> Problem description
Rewrite every line of the rows below, requests included, and shift each coordinate in the answers up by 24. Leave the pictures out.
++++ Data supplied
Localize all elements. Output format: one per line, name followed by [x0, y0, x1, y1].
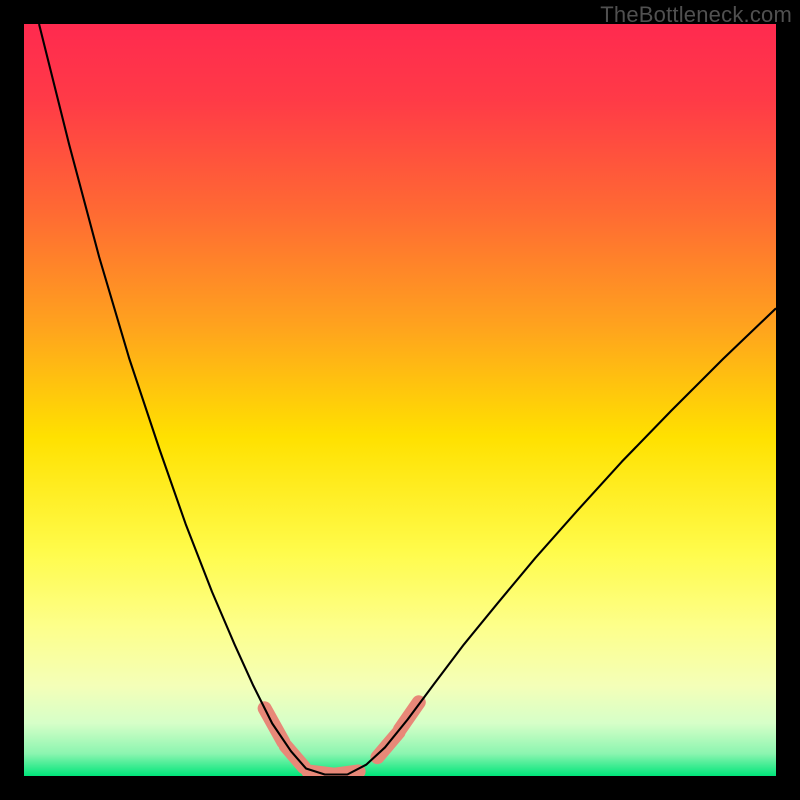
plot-area: [24, 24, 776, 776]
bottleneck-chart: TheBottleneck.com: [0, 0, 800, 800]
gradient-background: [24, 24, 776, 776]
chart-svg: [24, 24, 776, 776]
watermark-label: TheBottleneck.com: [600, 2, 792, 28]
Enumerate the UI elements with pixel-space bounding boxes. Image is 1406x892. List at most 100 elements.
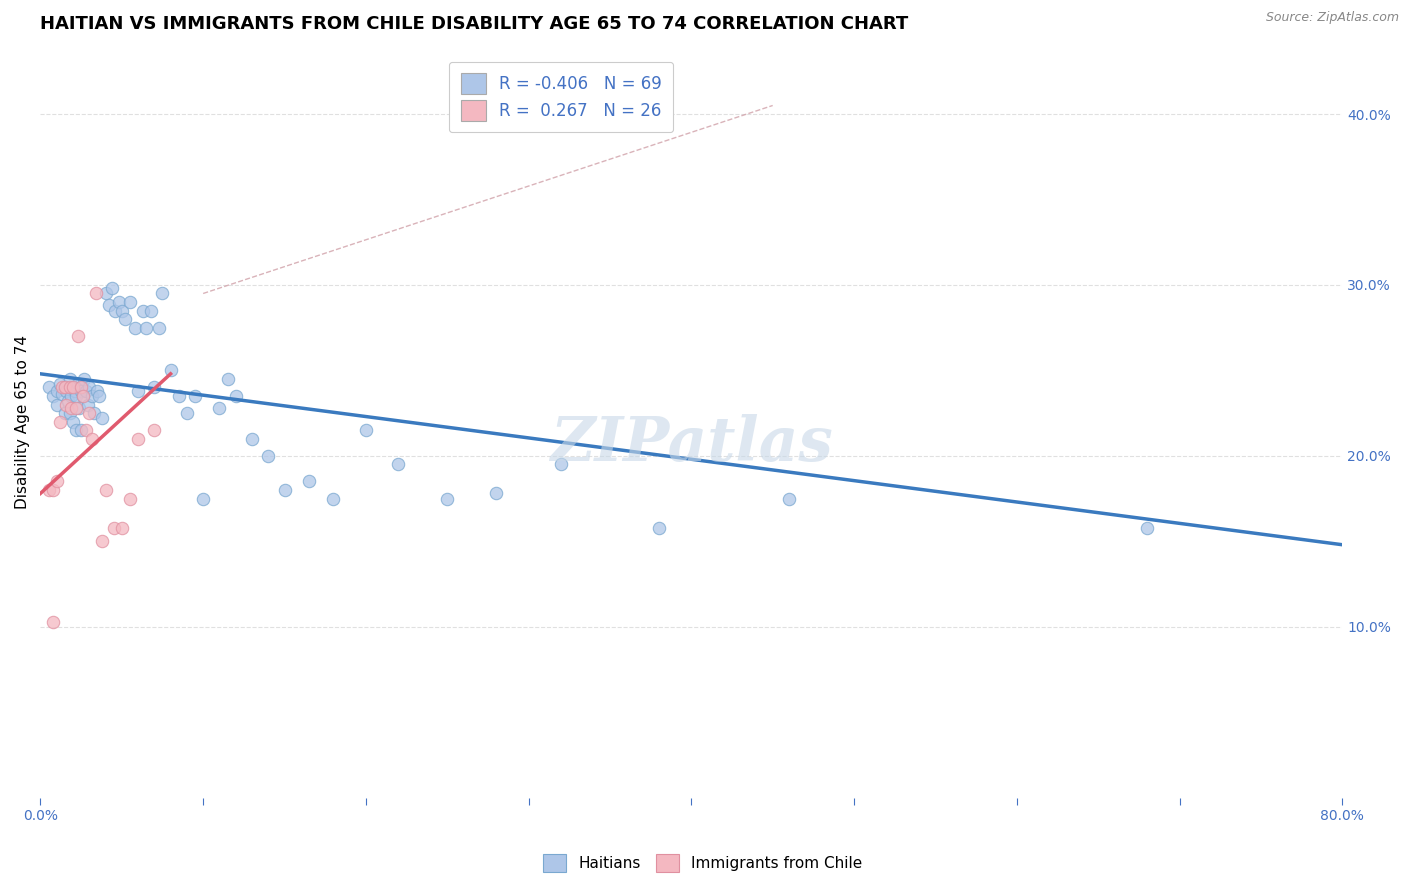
++++++++
> Exercise result
Localize all elements. Output format: one per line, name followed by [x0, y0, x1, y1].
plot-area: [48, 48, 800, 800]
bottleneck-chart: TheBottleneck.com: [24, 24, 824, 824]
gradient-background: [48, 48, 800, 800]
chart-svg: [48, 48, 800, 800]
watermark-label: TheBottleneck.com: [624, 26, 816, 52]
Enumerate the UI elements with pixel-space bounding boxes. Image is 1406x892. List at most 100 elements.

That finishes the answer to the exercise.